__Goal of the exercise__.
Transcribe the lines below verbatim, skipping the images.

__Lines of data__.
....
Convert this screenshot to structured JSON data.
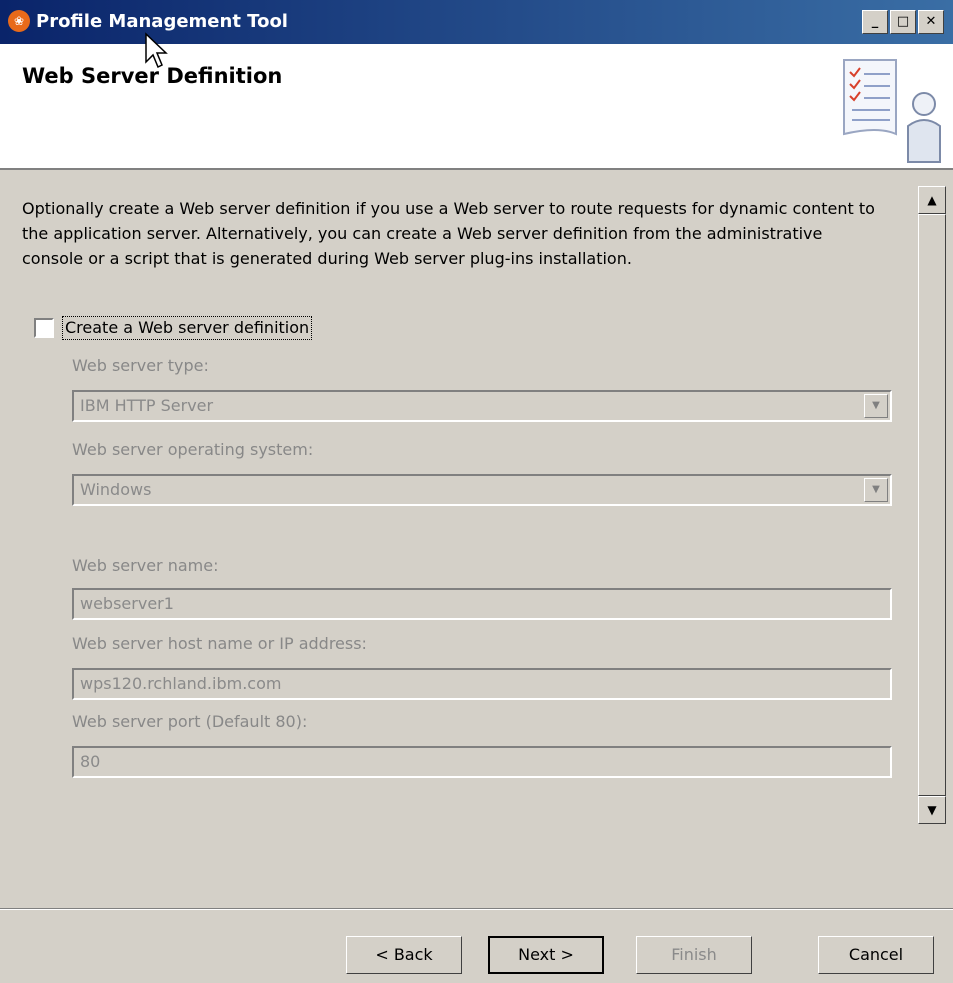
{
  "window": {
    "title": "Profile Management Tool",
    "icon": "app-icon",
    "controls": {
      "minimize": "_",
      "maximize": "□",
      "close": "✕"
    }
  },
  "header": {
    "title": "Web Server Definition",
    "icon": "wizard-checklist-person-icon"
  },
  "description": "Optionally create a Web server definition if you use a Web server to route requests for dynamic content to the application server. Alternatively, you can create a Web server definition from the administrative console or a script that is generated during Web server plug-ins installation.",
  "create_definition": {
    "label": "Create a Web server definition",
    "checked": false
  },
  "fields": {
    "server_type_label": "Web server type:",
    "server_type_value": "IBM HTTP Server",
    "os_label": "Web server operating system:",
    "os_value": "Windows",
    "name_label": "Web server name:",
    "name_value": "webserver1",
    "host_label": "Web server host name or IP address:",
    "host_value": "wps120.rchland.ibm.com",
    "port_label": "Web server port (Default 80):",
    "port_value": "80"
  },
  "buttons": {
    "back": "< Back",
    "next": "Next >",
    "finish": "Finish",
    "cancel": "Cancel"
  },
  "colors": {
    "titlebar_start": "#0a246a",
    "titlebar_end": "#3a6ea5",
    "dialog_bg": "#d4d0c8",
    "disabled_text": "#888888"
  }
}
....
__Task response__.
Convert this screenshot to structured JSON data.
{
  "window": {
    "title": "Profile Management Tool",
    "icon": "app-icon",
    "controls": {
      "minimize": "_",
      "maximize": "□",
      "close": "✕"
    }
  },
  "header": {
    "title": "Web Server Definition",
    "icon": "wizard-checklist-person-icon"
  },
  "description": "Optionally create a Web server definition if you use a Web server to route requests for dynamic content to the application server. Alternatively, you can create a Web server definition from the administrative console or a script that is generated during Web server plug-ins installation.",
  "create_definition": {
    "label": "Create a Web server definition",
    "checked": false
  },
  "fields": {
    "server_type_label": "Web server type:",
    "server_type_value": "IBM HTTP Server",
    "os_label": "Web server operating system:",
    "os_value": "Windows",
    "name_label": "Web server name:",
    "name_value": "webserver1",
    "host_label": "Web server host name or IP address:",
    "host_value": "wps120.rchland.ibm.com",
    "port_label": "Web server port (Default 80):",
    "port_value": "80"
  },
  "buttons": {
    "back": "< Back",
    "next": "Next >",
    "finish": "Finish",
    "cancel": "Cancel"
  },
  "colors": {
    "titlebar_start": "#0a246a",
    "titlebar_end": "#3a6ea5",
    "dialog_bg": "#d4d0c8",
    "disabled_text": "#888888"
  }
}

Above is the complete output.